#### WORKING DATA ####

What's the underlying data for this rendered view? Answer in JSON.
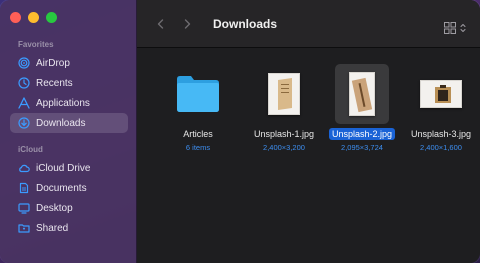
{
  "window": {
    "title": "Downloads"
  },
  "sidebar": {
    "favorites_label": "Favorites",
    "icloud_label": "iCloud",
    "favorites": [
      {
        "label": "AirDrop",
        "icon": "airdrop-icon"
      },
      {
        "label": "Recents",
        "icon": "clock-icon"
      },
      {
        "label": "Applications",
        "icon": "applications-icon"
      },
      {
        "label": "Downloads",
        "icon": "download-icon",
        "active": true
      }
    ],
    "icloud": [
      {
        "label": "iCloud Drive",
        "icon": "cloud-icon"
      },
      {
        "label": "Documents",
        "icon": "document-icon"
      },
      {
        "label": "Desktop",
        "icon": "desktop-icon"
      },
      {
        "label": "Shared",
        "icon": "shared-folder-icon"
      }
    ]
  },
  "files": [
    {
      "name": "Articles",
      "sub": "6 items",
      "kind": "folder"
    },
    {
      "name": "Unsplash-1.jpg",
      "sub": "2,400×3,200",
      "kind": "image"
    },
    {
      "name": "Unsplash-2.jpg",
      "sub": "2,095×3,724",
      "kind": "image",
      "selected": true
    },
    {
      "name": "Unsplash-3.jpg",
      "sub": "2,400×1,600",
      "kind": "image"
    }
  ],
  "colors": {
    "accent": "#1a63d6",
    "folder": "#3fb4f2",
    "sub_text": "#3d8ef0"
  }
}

####

WHAT IS NEEDED: Copy all the lines of data exactly as they appear, dropping any images.

RESPONSE FOR THIS EXERCISE:
What's the underlying data for this rendered view? Answer in JSON.
{
  "window": {
    "title": "Downloads"
  },
  "sidebar": {
    "favorites_label": "Favorites",
    "icloud_label": "iCloud",
    "favorites": [
      {
        "label": "AirDrop",
        "icon": "airdrop-icon"
      },
      {
        "label": "Recents",
        "icon": "clock-icon"
      },
      {
        "label": "Applications",
        "icon": "applications-icon"
      },
      {
        "label": "Downloads",
        "icon": "download-icon",
        "active": true
      }
    ],
    "icloud": [
      {
        "label": "iCloud Drive",
        "icon": "cloud-icon"
      },
      {
        "label": "Documents",
        "icon": "document-icon"
      },
      {
        "label": "Desktop",
        "icon": "desktop-icon"
      },
      {
        "label": "Shared",
        "icon": "shared-folder-icon"
      }
    ]
  },
  "files": [
    {
      "name": "Articles",
      "sub": "6 items",
      "kind": "folder"
    },
    {
      "name": "Unsplash-1.jpg",
      "sub": "2,400×3,200",
      "kind": "image"
    },
    {
      "name": "Unsplash-2.jpg",
      "sub": "2,095×3,724",
      "kind": "image",
      "selected": true
    },
    {
      "name": "Unsplash-3.jpg",
      "sub": "2,400×1,600",
      "kind": "image"
    }
  ],
  "colors": {
    "accent": "#1a63d6",
    "folder": "#3fb4f2",
    "sub_text": "#3d8ef0"
  }
}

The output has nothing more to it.